— Exercise instructions —
Answer with one number: how many lines have "JSON".

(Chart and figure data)

· · · · ·

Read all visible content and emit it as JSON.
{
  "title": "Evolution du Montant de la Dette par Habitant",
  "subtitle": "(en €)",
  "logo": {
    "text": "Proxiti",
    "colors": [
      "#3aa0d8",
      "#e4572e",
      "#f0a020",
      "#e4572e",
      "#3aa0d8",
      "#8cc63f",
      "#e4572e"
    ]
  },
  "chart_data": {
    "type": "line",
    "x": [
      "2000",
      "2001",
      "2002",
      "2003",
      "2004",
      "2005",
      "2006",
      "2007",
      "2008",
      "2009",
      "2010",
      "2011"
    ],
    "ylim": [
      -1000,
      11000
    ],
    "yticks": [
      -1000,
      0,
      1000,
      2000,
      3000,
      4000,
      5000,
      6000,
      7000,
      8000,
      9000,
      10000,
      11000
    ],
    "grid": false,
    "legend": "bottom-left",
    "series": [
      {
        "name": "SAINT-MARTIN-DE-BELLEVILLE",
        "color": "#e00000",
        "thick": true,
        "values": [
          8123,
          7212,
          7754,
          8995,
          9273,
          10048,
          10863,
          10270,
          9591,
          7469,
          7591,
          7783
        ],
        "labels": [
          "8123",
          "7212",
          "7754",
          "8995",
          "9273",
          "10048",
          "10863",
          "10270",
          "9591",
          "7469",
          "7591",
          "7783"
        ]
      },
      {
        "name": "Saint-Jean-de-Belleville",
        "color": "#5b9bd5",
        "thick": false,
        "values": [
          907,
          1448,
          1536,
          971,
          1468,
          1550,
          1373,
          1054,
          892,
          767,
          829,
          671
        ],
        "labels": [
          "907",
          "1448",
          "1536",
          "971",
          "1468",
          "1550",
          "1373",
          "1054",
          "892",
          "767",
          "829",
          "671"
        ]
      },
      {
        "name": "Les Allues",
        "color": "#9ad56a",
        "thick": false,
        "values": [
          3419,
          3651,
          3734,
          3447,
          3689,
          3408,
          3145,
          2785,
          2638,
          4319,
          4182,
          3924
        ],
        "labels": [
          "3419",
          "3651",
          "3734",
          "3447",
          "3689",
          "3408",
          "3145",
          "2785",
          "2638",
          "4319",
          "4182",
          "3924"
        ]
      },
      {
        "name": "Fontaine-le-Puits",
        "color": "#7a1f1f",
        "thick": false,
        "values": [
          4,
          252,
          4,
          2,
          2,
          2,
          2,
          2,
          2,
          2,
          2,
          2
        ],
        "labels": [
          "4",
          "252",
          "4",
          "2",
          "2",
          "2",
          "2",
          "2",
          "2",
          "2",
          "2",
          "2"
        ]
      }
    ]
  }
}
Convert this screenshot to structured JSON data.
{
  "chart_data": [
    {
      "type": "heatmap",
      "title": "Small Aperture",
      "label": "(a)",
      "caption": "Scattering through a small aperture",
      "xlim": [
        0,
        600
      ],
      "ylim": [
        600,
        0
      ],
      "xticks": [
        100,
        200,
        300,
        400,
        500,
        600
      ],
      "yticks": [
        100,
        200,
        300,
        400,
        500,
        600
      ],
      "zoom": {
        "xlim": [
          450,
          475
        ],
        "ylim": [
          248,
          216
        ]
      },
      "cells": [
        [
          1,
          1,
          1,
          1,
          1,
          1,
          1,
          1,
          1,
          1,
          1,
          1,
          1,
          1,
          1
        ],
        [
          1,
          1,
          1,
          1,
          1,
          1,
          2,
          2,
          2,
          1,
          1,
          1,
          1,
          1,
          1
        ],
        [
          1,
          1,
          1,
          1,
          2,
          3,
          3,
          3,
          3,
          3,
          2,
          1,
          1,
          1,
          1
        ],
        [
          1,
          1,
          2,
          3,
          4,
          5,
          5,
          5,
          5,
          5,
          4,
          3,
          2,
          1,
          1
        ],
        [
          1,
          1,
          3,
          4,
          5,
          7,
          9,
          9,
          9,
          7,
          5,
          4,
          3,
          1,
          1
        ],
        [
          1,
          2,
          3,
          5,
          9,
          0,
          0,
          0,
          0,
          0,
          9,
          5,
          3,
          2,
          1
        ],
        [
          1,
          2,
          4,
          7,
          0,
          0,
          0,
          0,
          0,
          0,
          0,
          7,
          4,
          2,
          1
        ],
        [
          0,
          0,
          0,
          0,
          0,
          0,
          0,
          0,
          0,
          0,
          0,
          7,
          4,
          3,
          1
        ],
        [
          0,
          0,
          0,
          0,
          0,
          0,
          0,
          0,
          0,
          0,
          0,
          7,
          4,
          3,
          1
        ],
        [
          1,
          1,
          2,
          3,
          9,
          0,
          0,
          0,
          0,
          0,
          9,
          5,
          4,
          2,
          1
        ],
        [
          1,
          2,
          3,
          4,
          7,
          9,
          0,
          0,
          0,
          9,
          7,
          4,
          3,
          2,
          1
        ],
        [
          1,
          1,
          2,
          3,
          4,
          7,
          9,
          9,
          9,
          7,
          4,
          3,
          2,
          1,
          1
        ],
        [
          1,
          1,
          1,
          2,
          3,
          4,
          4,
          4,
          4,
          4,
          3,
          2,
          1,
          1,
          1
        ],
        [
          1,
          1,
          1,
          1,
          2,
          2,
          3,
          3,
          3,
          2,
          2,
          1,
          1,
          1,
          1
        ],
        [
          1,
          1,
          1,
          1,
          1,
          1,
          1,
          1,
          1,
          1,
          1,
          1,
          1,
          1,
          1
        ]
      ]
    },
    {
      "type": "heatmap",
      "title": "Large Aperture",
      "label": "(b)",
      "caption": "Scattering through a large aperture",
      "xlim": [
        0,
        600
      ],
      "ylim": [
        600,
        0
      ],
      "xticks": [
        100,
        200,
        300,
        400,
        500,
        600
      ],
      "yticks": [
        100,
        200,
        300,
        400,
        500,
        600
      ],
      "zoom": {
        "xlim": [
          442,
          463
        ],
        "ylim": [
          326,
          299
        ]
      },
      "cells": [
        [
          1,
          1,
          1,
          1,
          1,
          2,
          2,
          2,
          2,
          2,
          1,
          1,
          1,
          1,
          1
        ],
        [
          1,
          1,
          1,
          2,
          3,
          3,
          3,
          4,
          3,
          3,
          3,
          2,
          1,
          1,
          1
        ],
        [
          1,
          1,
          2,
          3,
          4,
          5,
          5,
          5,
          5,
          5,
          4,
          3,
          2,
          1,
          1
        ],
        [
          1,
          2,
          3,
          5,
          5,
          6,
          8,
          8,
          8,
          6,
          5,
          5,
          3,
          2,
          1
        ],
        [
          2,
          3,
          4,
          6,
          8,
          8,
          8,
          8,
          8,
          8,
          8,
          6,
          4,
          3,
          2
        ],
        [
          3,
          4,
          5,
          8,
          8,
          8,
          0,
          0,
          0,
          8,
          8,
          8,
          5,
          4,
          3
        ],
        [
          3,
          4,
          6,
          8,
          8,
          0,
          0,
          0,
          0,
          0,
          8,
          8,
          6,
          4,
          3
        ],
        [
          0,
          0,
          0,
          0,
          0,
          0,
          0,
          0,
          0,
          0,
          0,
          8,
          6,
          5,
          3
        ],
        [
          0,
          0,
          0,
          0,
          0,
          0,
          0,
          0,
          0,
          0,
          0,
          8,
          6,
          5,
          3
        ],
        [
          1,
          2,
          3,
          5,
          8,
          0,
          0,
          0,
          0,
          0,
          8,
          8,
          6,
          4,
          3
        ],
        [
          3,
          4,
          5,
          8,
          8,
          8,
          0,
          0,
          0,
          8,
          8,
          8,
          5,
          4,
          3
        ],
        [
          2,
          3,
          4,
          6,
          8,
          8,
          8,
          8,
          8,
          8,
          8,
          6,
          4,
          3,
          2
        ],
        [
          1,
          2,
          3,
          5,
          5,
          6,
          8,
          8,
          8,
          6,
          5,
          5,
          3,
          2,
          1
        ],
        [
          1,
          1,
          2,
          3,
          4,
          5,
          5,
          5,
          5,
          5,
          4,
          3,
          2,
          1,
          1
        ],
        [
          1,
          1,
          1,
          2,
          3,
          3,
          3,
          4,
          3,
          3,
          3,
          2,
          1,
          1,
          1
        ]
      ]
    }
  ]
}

· · · · ·

— Response below —
2